Data excerpts

....

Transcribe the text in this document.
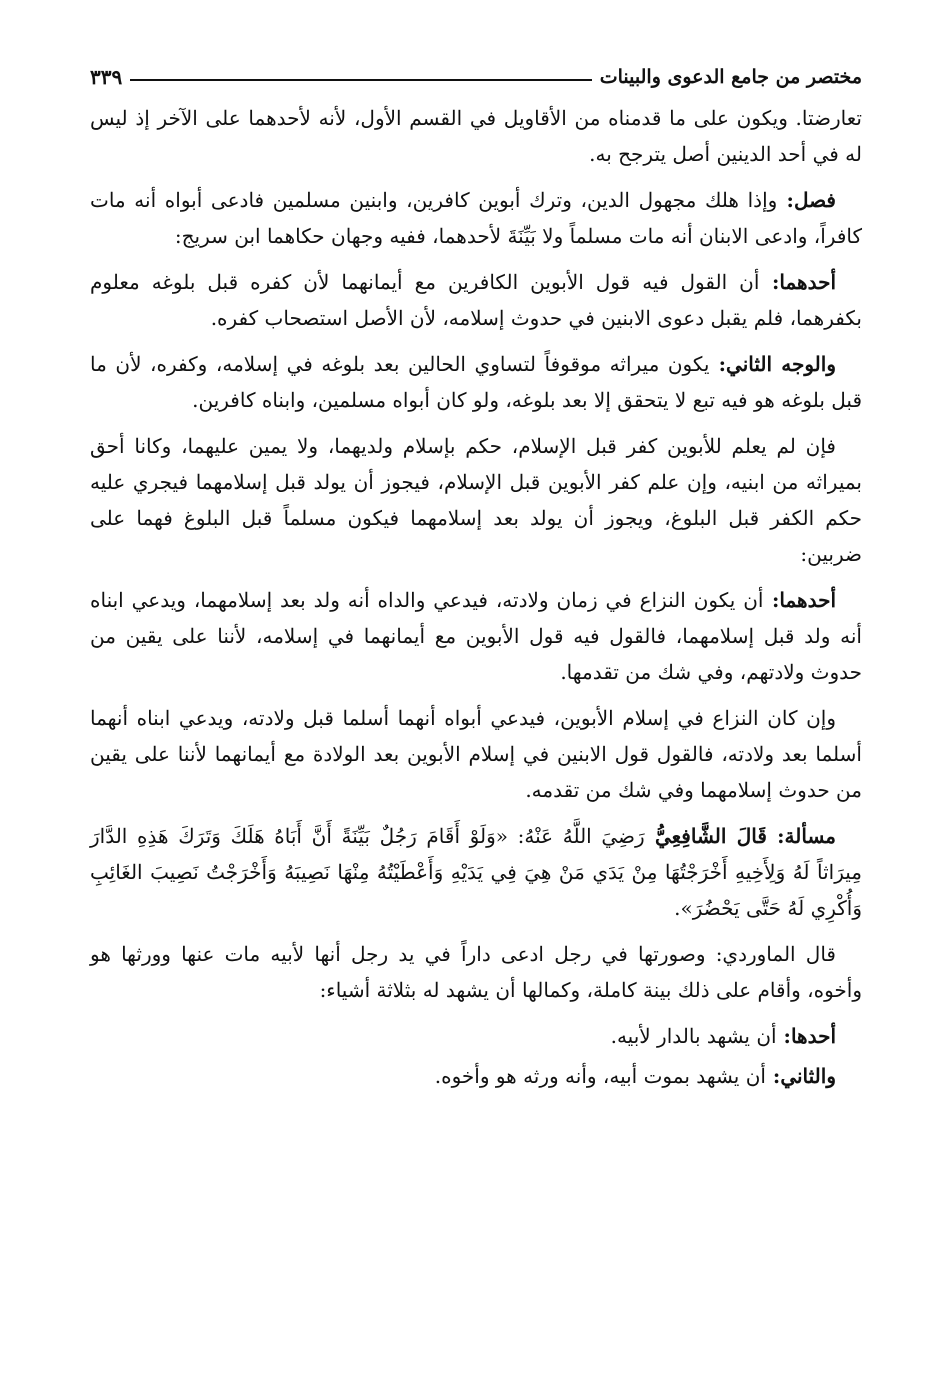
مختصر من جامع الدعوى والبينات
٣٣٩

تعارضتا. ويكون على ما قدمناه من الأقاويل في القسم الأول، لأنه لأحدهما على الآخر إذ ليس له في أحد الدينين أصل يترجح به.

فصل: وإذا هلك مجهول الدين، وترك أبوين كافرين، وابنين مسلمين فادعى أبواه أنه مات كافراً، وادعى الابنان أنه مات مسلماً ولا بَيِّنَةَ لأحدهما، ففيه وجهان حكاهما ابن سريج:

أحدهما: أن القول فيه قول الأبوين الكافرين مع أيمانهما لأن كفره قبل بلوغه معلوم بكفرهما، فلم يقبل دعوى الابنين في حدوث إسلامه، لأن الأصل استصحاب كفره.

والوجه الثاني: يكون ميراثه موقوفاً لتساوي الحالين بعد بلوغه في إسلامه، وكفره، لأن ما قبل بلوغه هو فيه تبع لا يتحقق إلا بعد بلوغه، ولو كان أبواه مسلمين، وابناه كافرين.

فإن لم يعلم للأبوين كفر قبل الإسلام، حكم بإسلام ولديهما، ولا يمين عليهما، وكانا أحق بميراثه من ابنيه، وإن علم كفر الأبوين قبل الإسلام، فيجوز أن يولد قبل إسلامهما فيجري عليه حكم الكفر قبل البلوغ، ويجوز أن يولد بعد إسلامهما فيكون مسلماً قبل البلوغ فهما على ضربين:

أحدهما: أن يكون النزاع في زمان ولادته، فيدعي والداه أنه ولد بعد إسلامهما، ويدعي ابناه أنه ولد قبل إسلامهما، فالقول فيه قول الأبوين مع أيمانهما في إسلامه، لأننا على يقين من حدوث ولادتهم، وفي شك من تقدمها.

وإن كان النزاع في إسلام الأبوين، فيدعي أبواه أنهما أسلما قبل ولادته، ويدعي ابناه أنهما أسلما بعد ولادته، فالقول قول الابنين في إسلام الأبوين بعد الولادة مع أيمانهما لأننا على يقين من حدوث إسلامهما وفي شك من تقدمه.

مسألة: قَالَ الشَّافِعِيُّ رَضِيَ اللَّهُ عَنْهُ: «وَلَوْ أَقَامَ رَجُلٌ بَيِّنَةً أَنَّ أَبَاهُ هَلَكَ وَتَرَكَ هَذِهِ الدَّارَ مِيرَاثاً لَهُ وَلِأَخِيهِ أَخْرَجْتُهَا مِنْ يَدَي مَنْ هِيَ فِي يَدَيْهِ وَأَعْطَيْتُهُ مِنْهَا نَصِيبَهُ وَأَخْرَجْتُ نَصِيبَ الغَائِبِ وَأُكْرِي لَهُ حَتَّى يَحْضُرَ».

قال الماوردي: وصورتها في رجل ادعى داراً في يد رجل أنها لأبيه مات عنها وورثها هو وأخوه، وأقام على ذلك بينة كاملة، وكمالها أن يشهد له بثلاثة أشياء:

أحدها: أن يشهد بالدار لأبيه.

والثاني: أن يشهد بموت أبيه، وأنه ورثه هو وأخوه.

....

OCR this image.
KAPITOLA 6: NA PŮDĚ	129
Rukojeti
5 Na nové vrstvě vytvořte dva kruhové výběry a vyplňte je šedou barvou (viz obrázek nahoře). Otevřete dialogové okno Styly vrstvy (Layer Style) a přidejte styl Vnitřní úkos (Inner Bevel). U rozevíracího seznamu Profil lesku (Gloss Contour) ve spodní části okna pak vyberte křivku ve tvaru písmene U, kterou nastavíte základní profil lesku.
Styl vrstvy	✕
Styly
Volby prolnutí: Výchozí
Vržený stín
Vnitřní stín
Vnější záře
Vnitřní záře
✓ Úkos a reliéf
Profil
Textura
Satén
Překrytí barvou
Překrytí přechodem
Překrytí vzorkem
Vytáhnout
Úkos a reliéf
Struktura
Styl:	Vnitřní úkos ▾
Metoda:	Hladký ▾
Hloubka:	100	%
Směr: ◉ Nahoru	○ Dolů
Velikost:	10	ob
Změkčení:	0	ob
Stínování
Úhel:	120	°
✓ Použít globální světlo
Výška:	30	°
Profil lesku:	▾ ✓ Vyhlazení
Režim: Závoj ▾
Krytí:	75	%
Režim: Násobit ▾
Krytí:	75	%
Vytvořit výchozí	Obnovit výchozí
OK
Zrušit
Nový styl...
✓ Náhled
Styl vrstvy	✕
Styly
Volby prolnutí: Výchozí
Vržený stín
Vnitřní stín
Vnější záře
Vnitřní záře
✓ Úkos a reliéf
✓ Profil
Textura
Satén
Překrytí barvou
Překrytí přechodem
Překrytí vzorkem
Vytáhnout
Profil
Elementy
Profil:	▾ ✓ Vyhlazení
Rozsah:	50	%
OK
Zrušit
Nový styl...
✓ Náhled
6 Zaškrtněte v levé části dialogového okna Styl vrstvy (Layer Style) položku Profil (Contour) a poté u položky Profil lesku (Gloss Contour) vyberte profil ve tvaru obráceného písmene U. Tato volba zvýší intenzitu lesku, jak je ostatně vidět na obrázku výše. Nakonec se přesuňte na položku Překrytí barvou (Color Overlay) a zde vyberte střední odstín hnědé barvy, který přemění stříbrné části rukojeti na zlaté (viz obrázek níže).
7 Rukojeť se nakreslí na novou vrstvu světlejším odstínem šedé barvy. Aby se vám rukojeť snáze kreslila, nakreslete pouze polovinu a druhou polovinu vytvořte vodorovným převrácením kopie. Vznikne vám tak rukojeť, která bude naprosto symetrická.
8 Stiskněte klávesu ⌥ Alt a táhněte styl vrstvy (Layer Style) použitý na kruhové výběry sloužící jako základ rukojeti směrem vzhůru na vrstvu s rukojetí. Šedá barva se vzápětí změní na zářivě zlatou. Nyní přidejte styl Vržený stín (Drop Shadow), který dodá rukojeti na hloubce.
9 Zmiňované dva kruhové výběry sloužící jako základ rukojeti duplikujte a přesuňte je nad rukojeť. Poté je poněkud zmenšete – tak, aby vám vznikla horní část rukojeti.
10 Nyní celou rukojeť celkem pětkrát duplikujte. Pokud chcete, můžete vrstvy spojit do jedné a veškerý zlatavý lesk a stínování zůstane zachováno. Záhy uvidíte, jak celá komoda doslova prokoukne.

....

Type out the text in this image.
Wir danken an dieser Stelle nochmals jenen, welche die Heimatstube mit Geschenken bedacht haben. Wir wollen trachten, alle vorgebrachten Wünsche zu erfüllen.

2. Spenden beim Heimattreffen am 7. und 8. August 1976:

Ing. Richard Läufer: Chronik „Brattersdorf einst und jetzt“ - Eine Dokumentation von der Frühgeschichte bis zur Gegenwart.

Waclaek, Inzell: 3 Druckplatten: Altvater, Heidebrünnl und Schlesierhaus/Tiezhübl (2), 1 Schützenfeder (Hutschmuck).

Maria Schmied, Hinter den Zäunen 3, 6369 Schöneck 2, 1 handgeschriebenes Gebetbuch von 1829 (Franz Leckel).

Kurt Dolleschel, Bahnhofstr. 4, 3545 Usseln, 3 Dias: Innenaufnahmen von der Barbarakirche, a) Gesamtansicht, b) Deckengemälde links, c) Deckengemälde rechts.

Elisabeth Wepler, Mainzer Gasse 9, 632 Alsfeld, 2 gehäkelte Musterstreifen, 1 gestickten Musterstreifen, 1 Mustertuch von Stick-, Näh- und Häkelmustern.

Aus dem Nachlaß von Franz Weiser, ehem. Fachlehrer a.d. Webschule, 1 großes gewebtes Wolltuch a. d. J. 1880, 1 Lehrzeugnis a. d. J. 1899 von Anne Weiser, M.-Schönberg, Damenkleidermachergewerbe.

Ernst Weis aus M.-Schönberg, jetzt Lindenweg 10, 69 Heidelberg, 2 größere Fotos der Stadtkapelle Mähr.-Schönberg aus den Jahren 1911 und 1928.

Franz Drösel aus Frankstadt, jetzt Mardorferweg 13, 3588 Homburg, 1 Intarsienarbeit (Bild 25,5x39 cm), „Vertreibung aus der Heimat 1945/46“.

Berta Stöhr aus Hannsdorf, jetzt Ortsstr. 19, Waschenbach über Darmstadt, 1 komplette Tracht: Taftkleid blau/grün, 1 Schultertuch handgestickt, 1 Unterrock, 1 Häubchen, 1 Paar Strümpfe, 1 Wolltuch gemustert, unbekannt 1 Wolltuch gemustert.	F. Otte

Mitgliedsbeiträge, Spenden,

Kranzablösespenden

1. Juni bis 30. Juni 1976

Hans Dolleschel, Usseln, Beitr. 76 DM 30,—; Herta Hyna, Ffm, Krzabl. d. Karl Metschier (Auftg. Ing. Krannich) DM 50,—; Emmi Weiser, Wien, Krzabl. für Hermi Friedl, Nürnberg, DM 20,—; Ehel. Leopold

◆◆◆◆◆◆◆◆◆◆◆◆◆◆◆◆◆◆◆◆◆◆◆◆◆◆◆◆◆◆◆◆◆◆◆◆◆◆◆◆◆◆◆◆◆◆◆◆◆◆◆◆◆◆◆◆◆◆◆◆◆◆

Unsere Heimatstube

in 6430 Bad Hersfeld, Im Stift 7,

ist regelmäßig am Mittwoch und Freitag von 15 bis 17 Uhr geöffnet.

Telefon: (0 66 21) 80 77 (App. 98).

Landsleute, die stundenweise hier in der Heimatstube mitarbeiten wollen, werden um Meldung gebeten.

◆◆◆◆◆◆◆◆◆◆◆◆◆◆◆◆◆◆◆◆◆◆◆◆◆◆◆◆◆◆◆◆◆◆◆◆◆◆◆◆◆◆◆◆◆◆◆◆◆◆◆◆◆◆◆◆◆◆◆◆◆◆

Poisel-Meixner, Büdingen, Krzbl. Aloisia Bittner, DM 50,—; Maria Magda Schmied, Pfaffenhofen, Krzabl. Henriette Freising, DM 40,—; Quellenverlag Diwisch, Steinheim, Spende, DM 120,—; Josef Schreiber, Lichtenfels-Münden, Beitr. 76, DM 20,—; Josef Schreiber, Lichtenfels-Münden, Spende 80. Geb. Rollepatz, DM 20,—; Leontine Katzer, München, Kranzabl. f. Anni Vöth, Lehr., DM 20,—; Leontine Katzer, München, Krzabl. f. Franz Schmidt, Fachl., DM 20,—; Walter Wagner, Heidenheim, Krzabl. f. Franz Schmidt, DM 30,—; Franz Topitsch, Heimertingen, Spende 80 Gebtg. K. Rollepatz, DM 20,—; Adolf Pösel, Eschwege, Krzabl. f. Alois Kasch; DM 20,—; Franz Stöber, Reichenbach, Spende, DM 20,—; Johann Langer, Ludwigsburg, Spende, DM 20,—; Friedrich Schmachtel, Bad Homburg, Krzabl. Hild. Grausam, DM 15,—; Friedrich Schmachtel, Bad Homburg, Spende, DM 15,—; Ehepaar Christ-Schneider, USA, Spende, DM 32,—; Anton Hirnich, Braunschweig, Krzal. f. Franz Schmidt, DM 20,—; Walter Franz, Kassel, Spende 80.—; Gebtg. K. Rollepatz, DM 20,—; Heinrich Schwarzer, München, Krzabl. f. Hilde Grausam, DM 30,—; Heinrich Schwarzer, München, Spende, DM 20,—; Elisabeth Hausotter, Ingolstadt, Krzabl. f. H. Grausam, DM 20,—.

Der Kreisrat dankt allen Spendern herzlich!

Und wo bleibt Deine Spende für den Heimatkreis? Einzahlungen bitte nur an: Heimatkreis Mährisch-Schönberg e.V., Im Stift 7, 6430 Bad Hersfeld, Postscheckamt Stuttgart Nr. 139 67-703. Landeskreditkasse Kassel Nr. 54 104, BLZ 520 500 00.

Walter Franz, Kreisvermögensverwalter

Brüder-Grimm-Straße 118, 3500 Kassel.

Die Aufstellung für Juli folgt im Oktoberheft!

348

....

Where a line of the data holds "sloužící", show that line.

### Answer to this exercise
8 Stiskněte klávesu ⌥ Alt a táhněte styl vrstvy (Layer Style) použitý na kruhové výběry sloužící jako základ rukojeti směrem vzhůru na vrstvu s rukojetí. Šedá barva se vzápětí změní na zářivě zlatou. Nyní přidejte styl Vržený stín (Drop Shadow), který dodá rukojeti na hloubce.
9 Zmiňované dva kruhové výběry sloužící jako základ rukojeti duplikujte a přesuňte je nad rukojeť. Poté je poněkud zmenšete – tak, aby vám vznikla horní část rukojeti.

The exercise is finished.